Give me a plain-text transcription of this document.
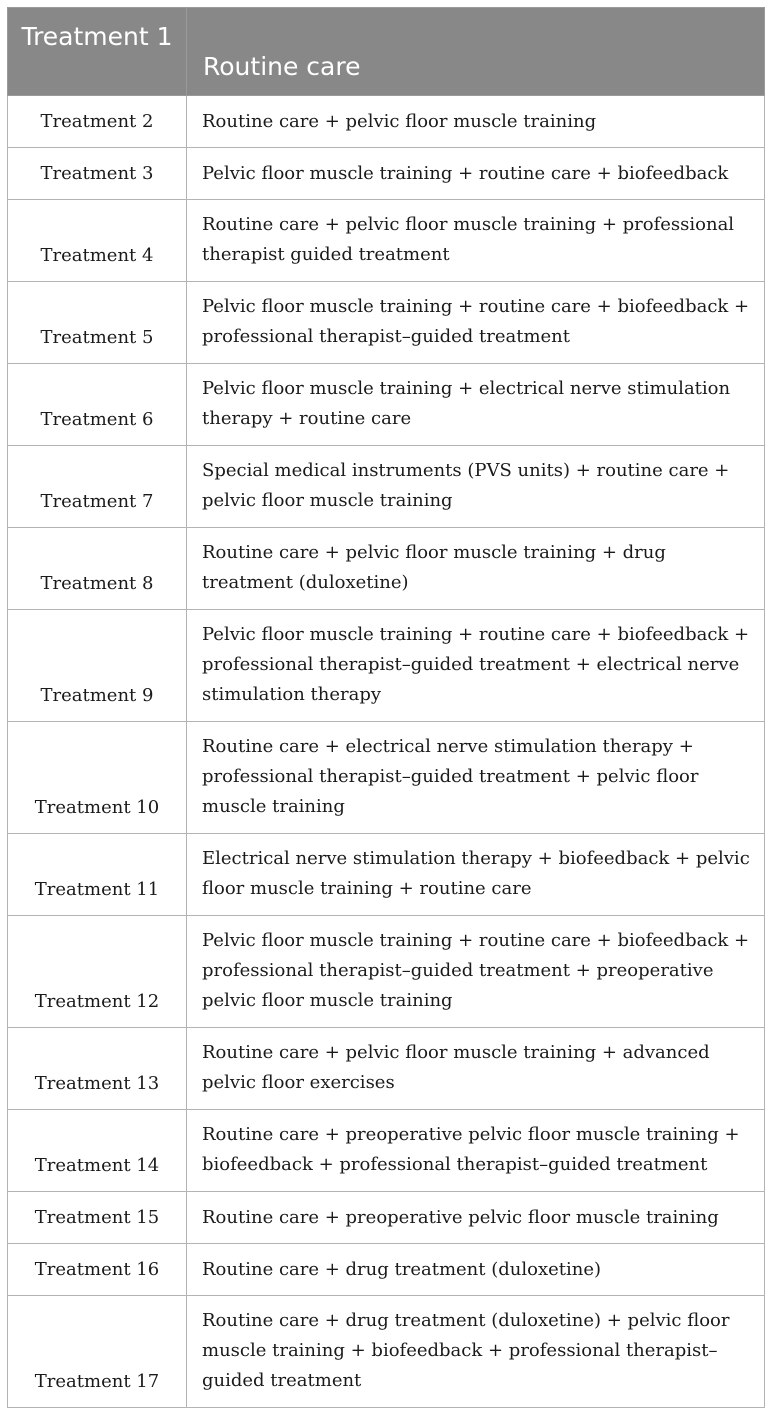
Treatment 1	Routine care
Treatment 2	Routine care + pelvic floor muscle training
Treatment 3	Pelvic floor muscle training + routine care + biofeedback
Treatment 4	Routine care + pelvic floor muscle training + professional therapist guided treatment
Treatment 5	Pelvic floor muscle training + routine care + biofeedback + professional therapist–guided treatment
Treatment 6	Pelvic floor muscle training + electrical nerve stimulation therapy + routine care
Treatment 7	Special medical instruments (PVS units) + routine care + pelvic floor muscle training
Treatment 8	Routine care + pelvic floor muscle training + drug treatment (duloxetine)
Treatment 9	Pelvic floor muscle training + routine care + biofeedback + professional therapist–guided treatment + electrical nerve stimulation therapy
Treatment 10	Routine care + electrical nerve stimulation therapy + professional therapist–guided treatment + pelvic floor muscle training
Treatment 11	Electrical nerve stimulation therapy + biofeedback + pelvic floor muscle training + routine care
Treatment 12	Pelvic floor muscle training + routine care + biofeedback + professional therapist–guided treatment + preoperative pelvic floor muscle training
Treatment 13	Routine care + pelvic floor muscle training + advanced pelvic floor exercises
Treatment 14	Routine care + preoperative pelvic floor muscle training + biofeedback + professional therapist–guided treatment
Treatment 15	Routine care + preoperative pelvic floor muscle training
Treatment 16	Routine care + drug treatment (duloxetine)
Treatment 17	Routine care + drug treatment (duloxetine) + pelvic floor muscle training + biofeedback + professional therapist–guided treatment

....

__STATED PROBLEM__.
Copy out all the entries exactly. Images stay out of the copy.

__WRITTEN SOLUTION__.
Give me a plain-text transcription of this document.
Treatment 1	Routine care
Treatment 2	Routine care + pelvic floor muscle training
Treatment 3	Pelvic floor muscle training + routine care + biofeedback
Treatment 4	Routine care + pelvic floor muscle training + professional therapist guided treatment
Treatment 5	Pelvic floor muscle training + routine care + biofeedback + professional therapist–guided treatment
Treatment 6	Pelvic floor muscle training + electrical nerve stimulation therapy + routine care
Treatment 7	Special medical instruments (PVS units) + routine care + pelvic floor muscle training
Treatment 8	Routine care + pelvic floor muscle training + drug treatment (duloxetine)
Treatment 9	Pelvic floor muscle training + routine care + biofeedback + professional therapist–guided treatment + electrical nerve stimulation therapy
Treatment 10	Routine care + electrical nerve stimulation therapy + professional therapist–guided treatment + pelvic floor muscle training
Treatment 11	Electrical nerve stimulation therapy + biofeedback + pelvic floor muscle training + routine care
Treatment 12	Pelvic floor muscle training + routine care + biofeedback + professional therapist–guided treatment + preoperative pelvic floor muscle training
Treatment 13	Routine care + pelvic floor muscle training + advanced pelvic floor exercises
Treatment 14	Routine care + preoperative pelvic floor muscle training + biofeedback + professional therapist–guided treatment
Treatment 15	Routine care + preoperative pelvic floor muscle training
Treatment 16	Routine care + drug treatment (duloxetine)
Treatment 17	Routine care + drug treatment (duloxetine) + pelvic floor muscle training + biofeedback + professional therapist–guided treatment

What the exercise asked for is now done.